▶ **What you should do**
Extract each line from the entries below that has the string "polis" in it.

Stored items from a collection
>> START
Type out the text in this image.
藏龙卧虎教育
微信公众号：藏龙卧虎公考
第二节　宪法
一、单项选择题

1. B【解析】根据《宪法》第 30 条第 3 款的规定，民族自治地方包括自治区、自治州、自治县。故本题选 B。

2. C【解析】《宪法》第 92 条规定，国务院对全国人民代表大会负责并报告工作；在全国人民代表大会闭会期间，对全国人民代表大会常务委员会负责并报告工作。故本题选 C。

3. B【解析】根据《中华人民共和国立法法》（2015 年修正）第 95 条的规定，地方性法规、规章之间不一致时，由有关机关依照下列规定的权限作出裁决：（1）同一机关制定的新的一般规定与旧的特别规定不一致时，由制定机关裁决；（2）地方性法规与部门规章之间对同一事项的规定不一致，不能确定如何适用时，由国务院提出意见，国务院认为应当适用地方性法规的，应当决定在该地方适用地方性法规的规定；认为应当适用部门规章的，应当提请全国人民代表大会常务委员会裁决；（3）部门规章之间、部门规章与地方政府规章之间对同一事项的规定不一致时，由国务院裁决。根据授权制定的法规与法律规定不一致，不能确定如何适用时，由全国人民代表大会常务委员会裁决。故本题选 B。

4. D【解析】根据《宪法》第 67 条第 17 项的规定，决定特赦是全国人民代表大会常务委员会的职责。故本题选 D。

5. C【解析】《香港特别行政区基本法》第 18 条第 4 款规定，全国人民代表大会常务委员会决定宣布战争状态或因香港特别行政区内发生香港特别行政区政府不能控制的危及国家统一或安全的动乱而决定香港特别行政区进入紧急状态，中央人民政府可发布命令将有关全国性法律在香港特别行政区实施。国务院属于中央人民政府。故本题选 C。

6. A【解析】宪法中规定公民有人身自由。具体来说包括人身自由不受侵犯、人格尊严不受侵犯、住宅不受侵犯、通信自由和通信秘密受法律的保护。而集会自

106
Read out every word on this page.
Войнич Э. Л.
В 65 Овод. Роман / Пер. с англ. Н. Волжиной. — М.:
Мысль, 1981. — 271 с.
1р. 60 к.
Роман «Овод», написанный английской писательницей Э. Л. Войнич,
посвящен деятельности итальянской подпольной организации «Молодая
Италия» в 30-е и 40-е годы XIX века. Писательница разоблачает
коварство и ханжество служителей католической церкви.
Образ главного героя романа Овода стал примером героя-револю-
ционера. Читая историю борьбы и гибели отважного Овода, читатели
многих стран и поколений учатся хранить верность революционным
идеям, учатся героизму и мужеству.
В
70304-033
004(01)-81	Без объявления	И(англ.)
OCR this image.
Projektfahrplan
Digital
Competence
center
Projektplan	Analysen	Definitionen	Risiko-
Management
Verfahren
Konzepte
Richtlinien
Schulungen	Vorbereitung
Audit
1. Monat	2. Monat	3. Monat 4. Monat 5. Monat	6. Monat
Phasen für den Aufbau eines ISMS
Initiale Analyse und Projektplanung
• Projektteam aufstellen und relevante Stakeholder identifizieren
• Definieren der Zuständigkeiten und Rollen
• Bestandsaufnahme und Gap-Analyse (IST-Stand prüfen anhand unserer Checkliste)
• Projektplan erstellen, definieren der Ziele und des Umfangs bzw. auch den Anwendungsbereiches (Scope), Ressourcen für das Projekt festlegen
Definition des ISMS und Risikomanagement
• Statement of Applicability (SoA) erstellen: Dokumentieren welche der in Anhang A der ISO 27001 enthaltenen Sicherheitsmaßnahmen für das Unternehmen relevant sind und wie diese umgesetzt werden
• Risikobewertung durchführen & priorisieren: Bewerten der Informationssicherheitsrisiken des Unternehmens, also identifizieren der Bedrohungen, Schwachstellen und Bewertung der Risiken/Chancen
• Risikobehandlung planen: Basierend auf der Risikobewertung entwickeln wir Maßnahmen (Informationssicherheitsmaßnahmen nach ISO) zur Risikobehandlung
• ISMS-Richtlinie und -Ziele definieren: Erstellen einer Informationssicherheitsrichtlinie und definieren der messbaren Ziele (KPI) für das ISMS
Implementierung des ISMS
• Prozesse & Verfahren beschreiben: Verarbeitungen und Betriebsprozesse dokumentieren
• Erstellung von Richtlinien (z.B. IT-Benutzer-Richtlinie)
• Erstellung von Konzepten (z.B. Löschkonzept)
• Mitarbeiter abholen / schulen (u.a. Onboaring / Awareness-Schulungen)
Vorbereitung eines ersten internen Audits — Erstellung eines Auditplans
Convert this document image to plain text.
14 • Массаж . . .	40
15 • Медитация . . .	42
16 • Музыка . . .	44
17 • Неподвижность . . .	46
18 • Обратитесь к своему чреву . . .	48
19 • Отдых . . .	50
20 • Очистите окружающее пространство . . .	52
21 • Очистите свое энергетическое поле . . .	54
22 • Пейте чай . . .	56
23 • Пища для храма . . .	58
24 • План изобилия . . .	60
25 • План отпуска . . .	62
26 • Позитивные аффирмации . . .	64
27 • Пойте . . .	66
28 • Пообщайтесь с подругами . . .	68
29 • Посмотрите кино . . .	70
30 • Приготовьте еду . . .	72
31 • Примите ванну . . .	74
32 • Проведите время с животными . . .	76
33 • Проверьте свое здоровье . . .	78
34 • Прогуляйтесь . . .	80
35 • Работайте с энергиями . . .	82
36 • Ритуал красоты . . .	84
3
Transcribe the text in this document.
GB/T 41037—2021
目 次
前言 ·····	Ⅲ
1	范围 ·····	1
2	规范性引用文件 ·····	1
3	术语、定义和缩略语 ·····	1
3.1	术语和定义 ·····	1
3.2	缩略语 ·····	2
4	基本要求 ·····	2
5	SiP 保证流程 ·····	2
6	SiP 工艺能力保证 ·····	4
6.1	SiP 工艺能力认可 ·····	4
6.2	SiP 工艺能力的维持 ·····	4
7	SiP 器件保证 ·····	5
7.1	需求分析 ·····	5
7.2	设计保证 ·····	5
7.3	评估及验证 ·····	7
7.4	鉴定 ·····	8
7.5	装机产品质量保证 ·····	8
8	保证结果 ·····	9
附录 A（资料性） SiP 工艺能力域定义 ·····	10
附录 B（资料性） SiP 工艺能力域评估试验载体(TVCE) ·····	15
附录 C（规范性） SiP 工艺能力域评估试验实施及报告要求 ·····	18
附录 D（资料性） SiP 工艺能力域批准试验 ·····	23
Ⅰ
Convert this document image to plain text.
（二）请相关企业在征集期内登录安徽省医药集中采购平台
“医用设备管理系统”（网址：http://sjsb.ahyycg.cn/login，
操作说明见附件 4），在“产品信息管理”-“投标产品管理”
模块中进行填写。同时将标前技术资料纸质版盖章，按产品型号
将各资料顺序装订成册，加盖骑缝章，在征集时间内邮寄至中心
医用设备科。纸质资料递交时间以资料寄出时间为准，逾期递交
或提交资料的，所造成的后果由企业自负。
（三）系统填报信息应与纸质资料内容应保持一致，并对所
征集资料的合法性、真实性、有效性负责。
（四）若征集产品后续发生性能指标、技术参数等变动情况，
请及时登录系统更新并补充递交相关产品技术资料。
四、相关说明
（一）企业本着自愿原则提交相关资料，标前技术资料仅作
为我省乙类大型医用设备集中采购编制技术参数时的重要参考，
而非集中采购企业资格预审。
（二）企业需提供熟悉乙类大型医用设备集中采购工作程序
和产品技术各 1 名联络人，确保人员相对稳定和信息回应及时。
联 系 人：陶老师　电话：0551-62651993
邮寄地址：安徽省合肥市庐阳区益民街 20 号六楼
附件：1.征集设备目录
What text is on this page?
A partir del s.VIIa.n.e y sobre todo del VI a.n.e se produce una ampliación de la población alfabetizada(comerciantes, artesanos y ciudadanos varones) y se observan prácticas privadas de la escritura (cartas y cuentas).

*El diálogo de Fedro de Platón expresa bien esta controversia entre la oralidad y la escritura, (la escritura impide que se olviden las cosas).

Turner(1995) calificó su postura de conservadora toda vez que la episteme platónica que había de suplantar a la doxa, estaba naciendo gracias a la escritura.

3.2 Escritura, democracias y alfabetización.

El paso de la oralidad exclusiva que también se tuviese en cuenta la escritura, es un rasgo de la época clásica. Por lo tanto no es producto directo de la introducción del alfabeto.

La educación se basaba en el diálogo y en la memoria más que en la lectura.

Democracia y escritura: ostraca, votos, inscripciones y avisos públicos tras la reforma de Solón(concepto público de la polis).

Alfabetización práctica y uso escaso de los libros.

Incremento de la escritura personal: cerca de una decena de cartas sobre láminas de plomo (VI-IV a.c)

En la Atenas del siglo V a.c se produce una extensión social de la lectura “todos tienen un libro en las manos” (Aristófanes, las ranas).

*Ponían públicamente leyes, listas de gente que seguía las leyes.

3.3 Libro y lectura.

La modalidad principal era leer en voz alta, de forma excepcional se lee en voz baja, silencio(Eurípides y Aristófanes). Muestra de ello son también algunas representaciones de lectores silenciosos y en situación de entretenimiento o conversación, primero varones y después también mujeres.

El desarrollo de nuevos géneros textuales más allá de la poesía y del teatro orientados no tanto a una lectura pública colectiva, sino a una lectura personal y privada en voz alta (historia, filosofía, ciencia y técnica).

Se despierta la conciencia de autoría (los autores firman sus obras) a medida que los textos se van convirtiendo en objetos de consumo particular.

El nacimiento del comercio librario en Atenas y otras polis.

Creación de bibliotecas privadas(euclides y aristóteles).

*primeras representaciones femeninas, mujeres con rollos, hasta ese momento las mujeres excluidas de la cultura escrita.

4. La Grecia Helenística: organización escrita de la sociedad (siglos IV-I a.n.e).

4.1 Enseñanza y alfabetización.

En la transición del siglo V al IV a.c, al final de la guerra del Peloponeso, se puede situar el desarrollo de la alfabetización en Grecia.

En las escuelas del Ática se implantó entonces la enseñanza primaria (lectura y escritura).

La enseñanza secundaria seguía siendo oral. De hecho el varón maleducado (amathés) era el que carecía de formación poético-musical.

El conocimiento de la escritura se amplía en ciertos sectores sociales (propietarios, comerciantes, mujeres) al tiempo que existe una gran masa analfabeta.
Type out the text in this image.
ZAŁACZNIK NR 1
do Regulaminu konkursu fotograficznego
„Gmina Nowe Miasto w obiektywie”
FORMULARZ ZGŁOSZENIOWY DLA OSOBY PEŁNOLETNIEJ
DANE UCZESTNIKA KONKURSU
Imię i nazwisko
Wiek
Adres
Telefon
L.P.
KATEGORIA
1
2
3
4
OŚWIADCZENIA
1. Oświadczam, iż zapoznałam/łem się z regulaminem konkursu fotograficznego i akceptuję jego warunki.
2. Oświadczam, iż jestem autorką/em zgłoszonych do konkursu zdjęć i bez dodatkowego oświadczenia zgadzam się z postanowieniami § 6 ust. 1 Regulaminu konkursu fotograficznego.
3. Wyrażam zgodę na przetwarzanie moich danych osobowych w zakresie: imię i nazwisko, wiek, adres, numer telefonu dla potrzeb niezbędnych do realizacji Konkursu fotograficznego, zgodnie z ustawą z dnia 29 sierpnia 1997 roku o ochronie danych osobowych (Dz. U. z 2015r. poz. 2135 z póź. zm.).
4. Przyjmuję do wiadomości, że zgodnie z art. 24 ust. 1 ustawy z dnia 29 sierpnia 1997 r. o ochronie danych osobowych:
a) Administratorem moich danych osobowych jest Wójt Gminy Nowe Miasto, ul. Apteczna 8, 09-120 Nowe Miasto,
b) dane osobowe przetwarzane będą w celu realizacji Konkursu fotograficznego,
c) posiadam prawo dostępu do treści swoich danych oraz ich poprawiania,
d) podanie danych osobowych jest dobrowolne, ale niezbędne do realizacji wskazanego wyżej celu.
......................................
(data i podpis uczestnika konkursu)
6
>> END
▶ **Task solution**
Democracia y escritura: ostraca, votos, inscripciones y avisos públicos tras la reforma de Solón(concepto público de la polis).
El nacimiento del comercio librario en Atenas y otras polis.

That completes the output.